[Figure dataset records]

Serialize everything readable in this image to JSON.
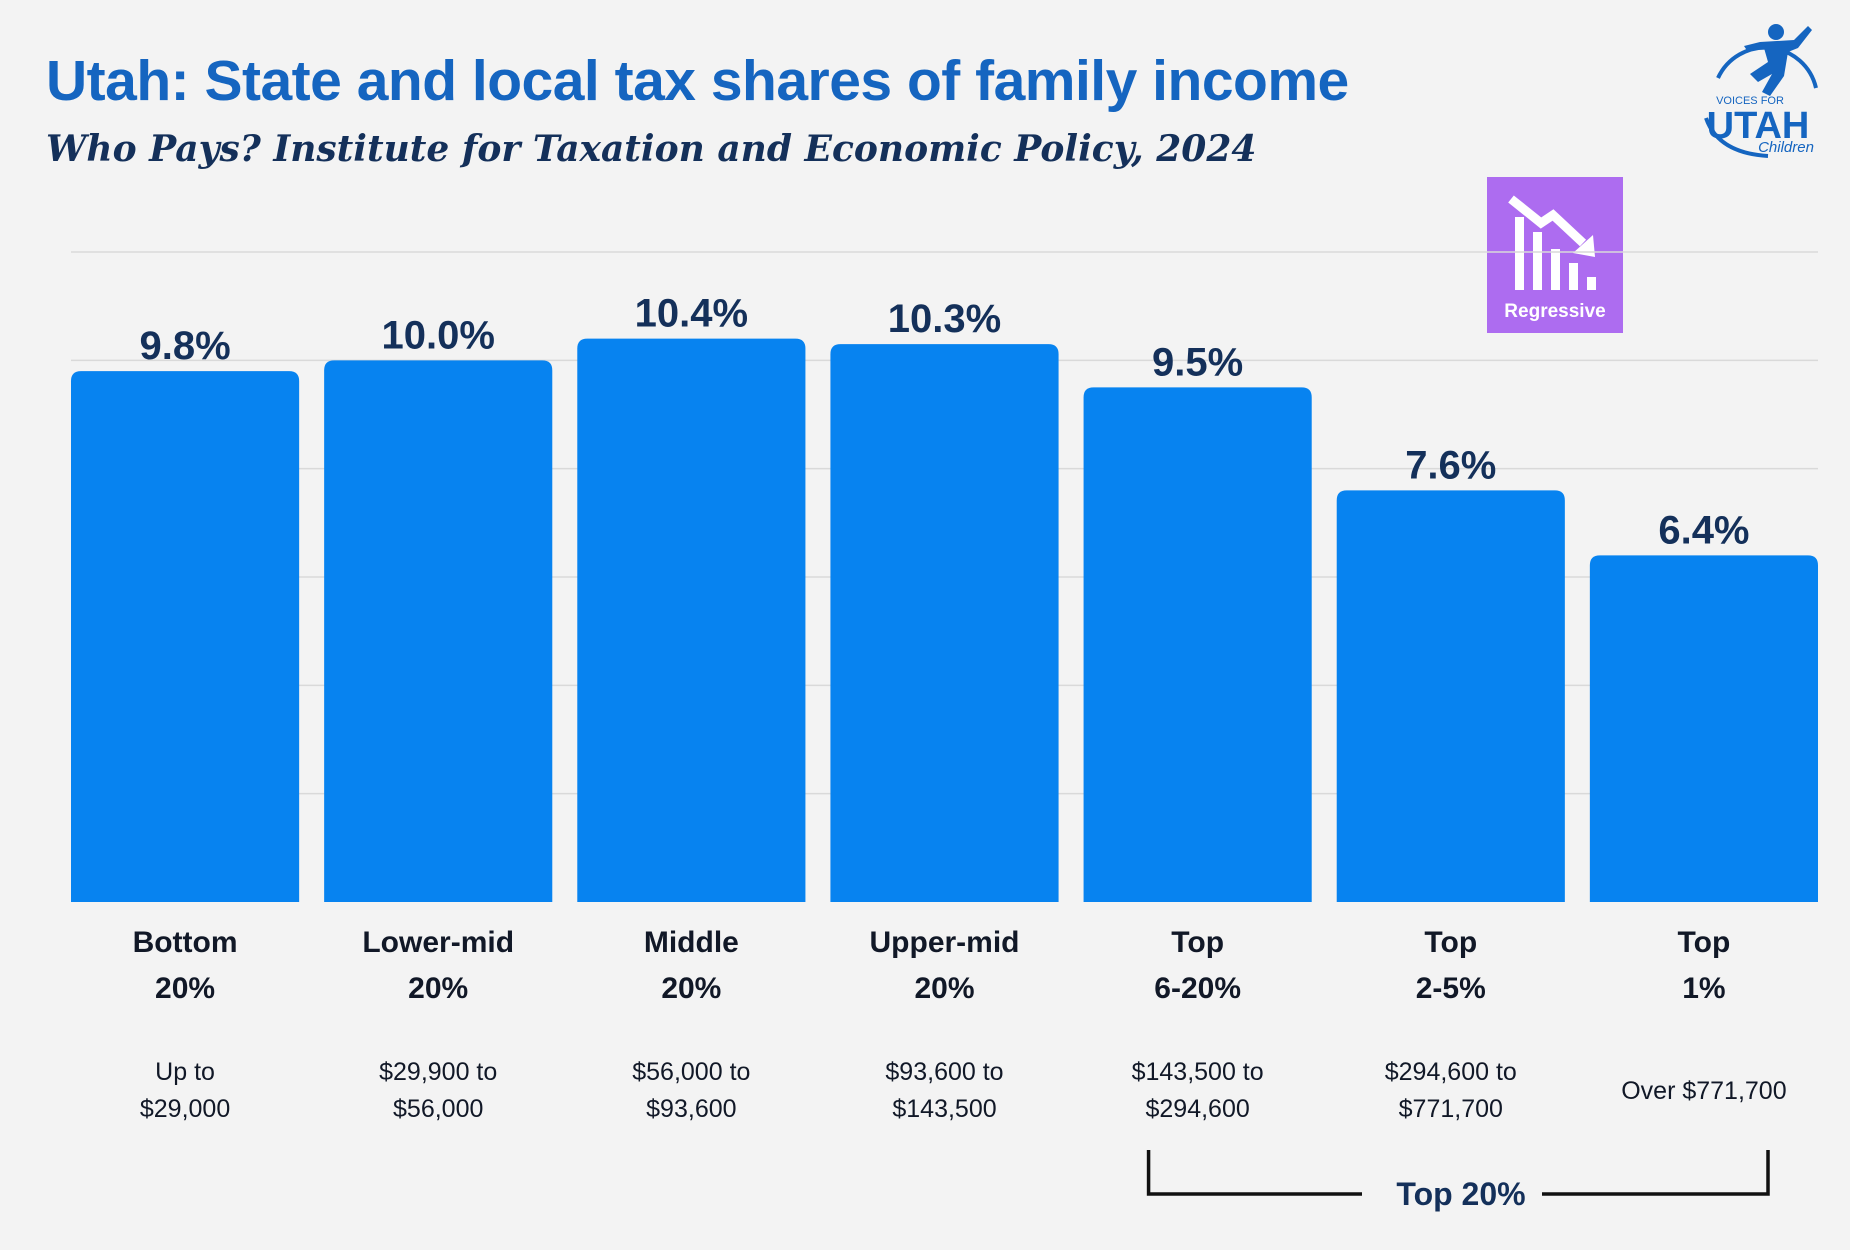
{
  "header": {
    "title": "Utah: State and local tax shares of family income",
    "subtitle": "Who Pays? Institute for Taxation and Economic Policy, 2024"
  },
  "logo": {
    "line1": "VOICES FOR",
    "line2": "UTAH",
    "line3": "Children",
    "color": "#1565c0"
  },
  "badge": {
    "label": "Regressive",
    "icon": "declining-bar-chart-icon",
    "color": "#ad6cf0"
  },
  "chart_data": {
    "type": "bar",
    "categories": [
      "Bottom 20%",
      "Lower-mid 20%",
      "Middle 20%",
      "Upper-mid 20%",
      "Top 6-20%",
      "Top 2-5%",
      "Top 1%"
    ],
    "category_lines": [
      [
        "Bottom",
        "20%"
      ],
      [
        "Lower-mid",
        "20%"
      ],
      [
        "Middle",
        "20%"
      ],
      [
        "Upper-mid",
        "20%"
      ],
      [
        "Top",
        "6-20%"
      ],
      [
        "Top",
        "2-5%"
      ],
      [
        "Top",
        "1%"
      ]
    ],
    "income_ranges": [
      [
        "Up to",
        "$29,000"
      ],
      [
        "$29,900 to",
        "$56,000"
      ],
      [
        "$56,000 to",
        "$93,600"
      ],
      [
        "$93,600 to",
        "$143,500"
      ],
      [
        "$143,500 to",
        "$294,600"
      ],
      [
        "$294,600 to",
        "$771,700"
      ],
      [
        "Over $771,700"
      ]
    ],
    "values": [
      9.8,
      10.0,
      10.4,
      10.3,
      9.5,
      7.6,
      6.4
    ],
    "data_labels": [
      "9.8%",
      "10.0%",
      "10.4%",
      "10.3%",
      "9.5%",
      "7.6%",
      "6.4%"
    ],
    "ylim": [
      0,
      12
    ],
    "grid": true,
    "bar_color": "#0783f0",
    "bracket": {
      "label": "Top 20%",
      "from_category": 4,
      "to_category": 6
    }
  }
}
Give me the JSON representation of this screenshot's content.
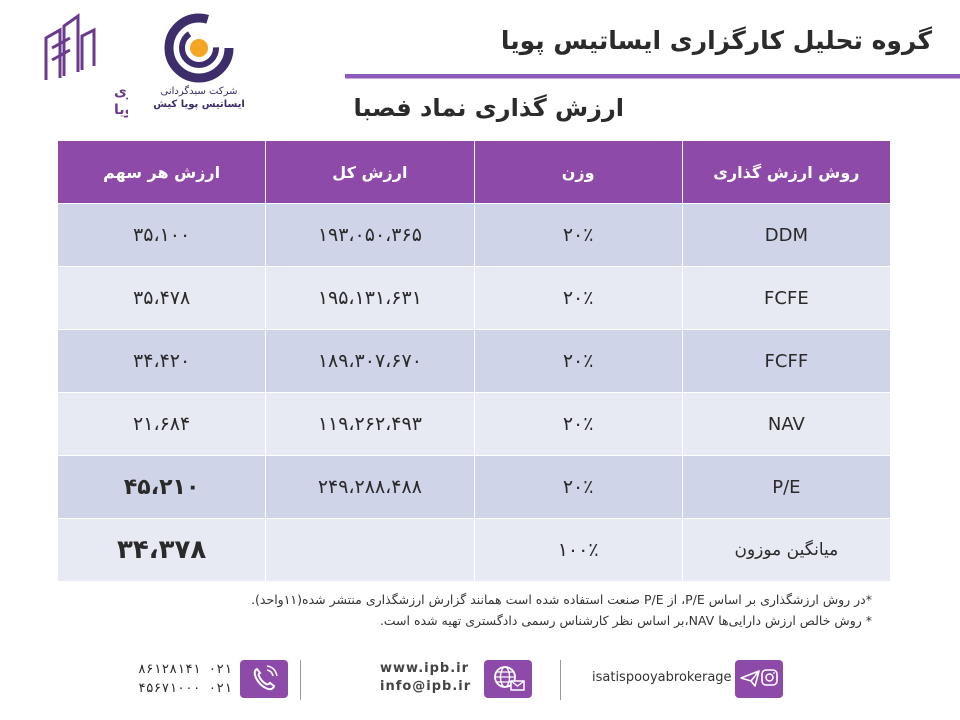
{
  "header": {
    "title": "گروه تحلیل کارگزاری ایساتیس پویا",
    "logo_left_line1": "کارگزاری",
    "logo_left_line2": "ایساتیس پویا",
    "logo_mid_line1": "شرکت سبدگردانی",
    "logo_mid_line2": "ایساتیس پویا کیش",
    "accent_color": "#8e4aa8"
  },
  "page_title": "ارزش گذاری نماد فصبا",
  "table": {
    "headers": [
      "روش ارزش گذاری",
      "وزن",
      "ارزش کل",
      "ارزش هر سهم"
    ],
    "rows": [
      {
        "method": "DDM",
        "weight": "۲۰٪",
        "total": "۱۹۳،۰۵۰،۳۶۵",
        "per_share": "۳۵،۱۰۰"
      },
      {
        "method": "FCFE",
        "weight": "۲۰٪",
        "total": "۱۹۵،۱۳۱،۶۳۱",
        "per_share": "۳۵،۴۷۸"
      },
      {
        "method": "FCFF",
        "weight": "۲۰٪",
        "total": "۱۸۹،۳۰۷،۶۷۰",
        "per_share": "۳۴،۴۲۰"
      },
      {
        "method": "NAV",
        "weight": "۲۰٪",
        "total": "۱۱۹،۲۶۲،۴۹۳",
        "per_share": "۲۱،۶۸۴"
      },
      {
        "method": "P/E",
        "weight": "۲۰٪",
        "total": "۲۴۹،۲۸۸،۴۸۸",
        "per_share": "۴۵،۲۱۰"
      },
      {
        "method": "میانگین موزون",
        "weight": "۱۰۰٪",
        "total": "",
        "per_share": "۳۴،۳۷۸"
      }
    ]
  },
  "notes": [
    "*در روش ارزشگذاری بر اساس P/E، از P/E صنعت استفاده شده است همانند گزارش ارزشگذاری منتشر شده(۱۱واحد).",
    "* روش خالص ارزش دارایی‌ها NAV،بر اساس نظر کارشناس رسمی دادگستری تهیه شده است."
  ],
  "footer": {
    "phone1": "۰۲۱ ۸۶۱۲۸۱۴۱",
    "phone2": "۰۲۱ ۴۵۶۷۱۰۰۰",
    "website": "www.ipb.ir",
    "email": "info@ipb.ir",
    "social": "isatispooyabrokerage",
    "icons": [
      "phone-icon",
      "globe-email-icon",
      "telegram-instagram-icon"
    ]
  }
}
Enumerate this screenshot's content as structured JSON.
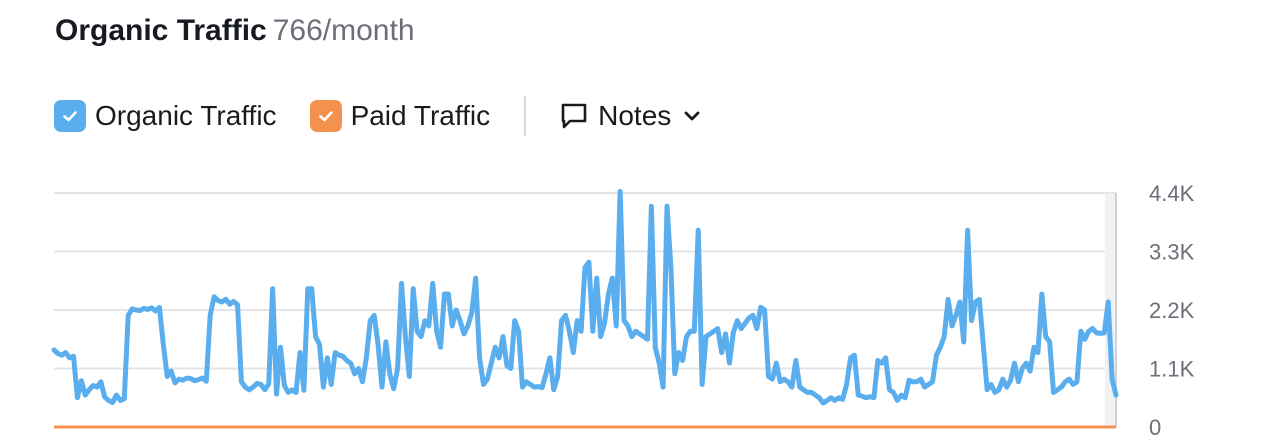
{
  "header": {
    "title": "Organic Traffic",
    "value": "766/month"
  },
  "legend": {
    "items": [
      {
        "label": "Organic Traffic",
        "color": "#5aaeee",
        "checked": true
      },
      {
        "label": "Paid Traffic",
        "color": "#f4914c",
        "checked": true
      }
    ],
    "notes_label": "Notes"
  },
  "chart_data": {
    "type": "line",
    "ylim": [
      0,
      4400
    ],
    "y_ticks": [
      "4.4K",
      "3.3K",
      "2.2K",
      "1.1K",
      "0"
    ],
    "y_tick_values": [
      4400,
      3300,
      2200,
      1100,
      0
    ],
    "x_axis": "unlabeled",
    "grid": true,
    "series": [
      {
        "name": "Organic Traffic",
        "color": "#5aaeee",
        "values": [
          1450,
          1380,
          1350,
          1400,
          1300,
          1330,
          550,
          870,
          600,
          700,
          780,
          750,
          850,
          560,
          500,
          460,
          600,
          500,
          530,
          2100,
          2220,
          2200,
          2190,
          2230,
          2210,
          2240,
          2180,
          2250,
          1550,
          950,
          1050,
          830,
          900,
          880,
          920,
          910,
          870,
          890,
          920,
          860,
          2100,
          2450,
          2380,
          2350,
          2400,
          2310,
          2360,
          2300,
          850,
          750,
          700,
          750,
          820,
          800,
          700,
          810,
          2600,
          620,
          1500,
          780,
          650,
          700,
          650,
          1400,
          690,
          2600,
          2600,
          1700,
          1550,
          750,
          1300,
          800,
          1400,
          1350,
          1330,
          1250,
          1200,
          1000,
          1100,
          850,
          1300,
          2000,
          2100,
          1550,
          750,
          1600,
          1000,
          720,
          1100,
          2700,
          1700,
          950,
          2600,
          1800,
          1700,
          2000,
          1900,
          2700,
          1800,
          1500,
          2500,
          2500,
          1900,
          2200,
          2000,
          1750,
          1900,
          2150,
          2800,
          1300,
          800,
          900,
          1200,
          1500,
          1300,
          1700,
          1150,
          1100,
          2000,
          1800,
          750,
          850,
          800,
          750,
          760,
          740,
          1000,
          1300,
          700,
          950,
          2000,
          2100,
          1800,
          1400,
          2000,
          1800,
          3000,
          3100,
          1800,
          2800,
          1700,
          1950,
          2500,
          2800,
          1900,
          4430,
          2000,
          1900,
          1700,
          1800,
          1750,
          1700,
          1650,
          4150,
          1500,
          1200,
          750,
          4150,
          3000,
          1000,
          1400,
          1250,
          1700,
          1800,
          1800,
          3700,
          800,
          1700,
          1750,
          1800,
          1850,
          1400,
          1750,
          1200,
          1780,
          2000,
          1850,
          1950,
          2050,
          2100,
          1850,
          2250,
          2200,
          950,
          900,
          1200,
          850,
          900,
          850,
          750,
          1250,
          750,
          700,
          650,
          650,
          600,
          550,
          450,
          500,
          550,
          500,
          550,
          520,
          800,
          1300,
          1350,
          600,
          580,
          550,
          570,
          550,
          1250,
          1200,
          1300,
          700,
          650,
          500,
          600,
          550,
          880,
          850,
          850,
          900,
          750,
          800,
          850,
          1350,
          1500,
          1700,
          2400,
          1900,
          2100,
          2350,
          1600,
          3700,
          2000,
          2350,
          2400,
          1550,
          700,
          800,
          650,
          700,
          900,
          750,
          880,
          1200,
          850,
          1100,
          1200,
          1050,
          1500,
          1400,
          2500,
          1700,
          1600,
          650,
          700,
          750,
          850,
          900,
          800,
          850,
          1800,
          1650,
          1800,
          1850,
          1770,
          1760,
          1770,
          2350,
          900,
          600
        ]
      },
      {
        "name": "Paid Traffic",
        "color": "#f4914c",
        "values": [
          0,
          0
        ]
      }
    ]
  }
}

#### What the exercise asks
Sift through the entries and copy every line with "total".

#### Task solution
        "total": "۱۹۳،۰۵۰،۳۶۵",
        "total": "۱۹۵،۱۳۱،۶۳۱",
        "total": "۱۸۹،۳۰۷،۶۷۰",
        "total": "۱۱۹،۲۶۲،۴۹۳",
        "total": "۲۴۹،۲۸۸،۴۸۸",
        "total": "",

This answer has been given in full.